**本文抜粋:**
##############################
こんにちは、くすりやです。
今回紹介する書籍はビジネスにおいて「シンプルに考える」とはどういうことかを考えさせる1冊になります。
著者は会社にとっていちばん大切なことはシンプルに
ヒット商品をつくり続けること
と強調しています。
ビジネスの前提として、
ヒット商品があるから・・・
「顧客」は喜び
「利益」が生まれ
「社員のやりがい」となり
「ブランド力」も高まる
このような好循環が生まれます。
逆にそれができない会社が淘汰されていくのは自明の理といえるでしょう。
この好循環を回すためのビジネスの本質は
ユーザーが本当に求めているものを提供し続けること
このようにいえますね。
著者:森川 亮
出版社:ダイヤモンド社
著者の森川氏は今は退かれていますが2015年度までLINE株式会社の社長を務められ、LINEを世界的なサービスへ成長させた立役者です。
本書では森川氏が実践されてきた内容がまとめられています。
時にはこれまでの常識を覆すようなエピソードも出てきますので、日々の仕事にお悩みの方におススメの1冊となっています。
シンプルに考えるとは?
仕事をする上でカベに当たったり決断に迷うことは誰にでもあることです。
悩むとは別の視点で見ると
あれも大事、これも大事
このように「集中できずに行動を移すのをためらっている」と言いかえられます。
では、何故悩むのか?
著者の言葉を借りると
「表面的な価値」に惑わされて「本質」が見えていないからです。
ですので何が本質か?ということを考えるには、本質を見極め、大切ではないものを取り除かなければなりません。
これは個人での話になりますが、会社のような組織であれば人材、資金、時間などの限られたリソースを「ユーザーのニーズに応える」という「本質」に全力を集中させると言いかえられます。
ビジネスのシンプルな本質
今の仕事が、5年後、10年後に存在するかどうかさえわからない。僕たちは、そんな時代を生きています。
第1章 ビジネスは「戦い」ではない
冒頭でも述べましたようにビジネスのシンプルな本質は
ユーザーが本当に求めているものを提供し続けること
といえます。
これをもう少し具体化すると、ビジネスをする上で大切なのは
人々が本当に求めているものを感じ取る能力と、それを具体的なものにする技術を磨き上げること。
もしも、人々が求めているものが変化した時はそれをいち早く察知して新しいものを差し出すこと。
このようにいえるでしょう。
しかし、世の中は日々変化しています。
技術革新は数十年前とは比べ物にならない速度で変化していますし、過去の成功モデルが通用しなくなることも珍しくありません。
明日は明日の風が吹く、どころの騒ぎではありませんね。
著者も常にこの不安がついて回ったそうです。
しかし、著者はこの不安を肯定的に捉えています。
なぜなら不安があるからこそ、危機感を抱くことができ、何か変化が生じた際に対応できるよう準備をするからです。
危機感という感覚はサバイバルの観点からとても大事なことだといえます。
例えば、絶対に落としてはいけない資格試験の日程が迫ったら勉強しますよね?
ピンチが迫ると否が応でも本気にならざるをえませんが、そんな時に不安に負けてしまうと動けなくなってしまいます。
逆に不安を味方にしておくといざという時も動きやすくなるでしょう。
##############################
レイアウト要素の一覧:

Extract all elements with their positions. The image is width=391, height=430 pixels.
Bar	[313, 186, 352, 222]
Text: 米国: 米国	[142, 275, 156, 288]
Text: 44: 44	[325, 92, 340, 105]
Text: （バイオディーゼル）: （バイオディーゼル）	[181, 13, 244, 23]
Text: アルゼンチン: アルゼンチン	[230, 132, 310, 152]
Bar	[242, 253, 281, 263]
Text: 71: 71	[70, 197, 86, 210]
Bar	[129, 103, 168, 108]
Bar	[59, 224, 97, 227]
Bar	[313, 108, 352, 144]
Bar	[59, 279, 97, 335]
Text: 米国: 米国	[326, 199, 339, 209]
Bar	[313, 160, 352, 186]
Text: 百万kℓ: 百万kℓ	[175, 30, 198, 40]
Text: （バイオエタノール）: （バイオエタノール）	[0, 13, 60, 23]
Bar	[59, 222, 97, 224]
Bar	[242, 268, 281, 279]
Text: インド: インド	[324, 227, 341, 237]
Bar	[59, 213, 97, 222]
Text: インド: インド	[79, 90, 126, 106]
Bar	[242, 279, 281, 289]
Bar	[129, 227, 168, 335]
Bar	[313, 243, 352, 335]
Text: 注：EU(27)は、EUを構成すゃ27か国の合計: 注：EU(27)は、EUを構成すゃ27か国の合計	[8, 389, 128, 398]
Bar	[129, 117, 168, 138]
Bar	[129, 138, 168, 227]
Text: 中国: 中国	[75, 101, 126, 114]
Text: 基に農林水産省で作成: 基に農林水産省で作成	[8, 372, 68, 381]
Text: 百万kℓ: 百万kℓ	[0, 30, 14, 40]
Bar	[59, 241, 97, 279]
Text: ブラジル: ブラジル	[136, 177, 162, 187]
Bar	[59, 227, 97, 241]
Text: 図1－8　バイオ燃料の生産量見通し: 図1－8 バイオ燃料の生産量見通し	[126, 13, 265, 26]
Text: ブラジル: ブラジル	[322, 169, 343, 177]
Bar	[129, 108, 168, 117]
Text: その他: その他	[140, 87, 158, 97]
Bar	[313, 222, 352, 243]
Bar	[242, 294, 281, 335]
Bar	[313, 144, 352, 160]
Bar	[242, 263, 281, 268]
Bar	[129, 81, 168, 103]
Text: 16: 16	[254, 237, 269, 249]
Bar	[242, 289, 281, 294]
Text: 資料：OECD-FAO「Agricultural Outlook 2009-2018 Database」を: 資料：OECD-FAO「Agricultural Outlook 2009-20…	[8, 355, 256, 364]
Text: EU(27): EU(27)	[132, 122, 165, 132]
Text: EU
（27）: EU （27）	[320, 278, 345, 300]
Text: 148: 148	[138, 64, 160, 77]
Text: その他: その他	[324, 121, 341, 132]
##############################
**課題の指示:**
(1) 本文抜粋では、ヒット商品があることで好循環が生まれるとしている。その好循環として挙げられている事柄をすべて書き出してください。
(2) 本文抜粋の内容を2文で要約すること。

**課題の解答:**
(1)
- 顧客が喜ぶ
- 利益が生まれる
- 社員のやりがいとなる
- ブランド力が高まる

(2) ビジネスの本質はユーザーが本当に求めているものを提供し続けることだとし、悩むのは表面的な価値に惑わされて本質が見えていないからだと述べている。また、世の中が日々変化するなかで不安はつきまとうが、不安があるからこそ危機感を抱き、変化に備えられるとして、著者の森川亮は不安を肯定的に捉えている。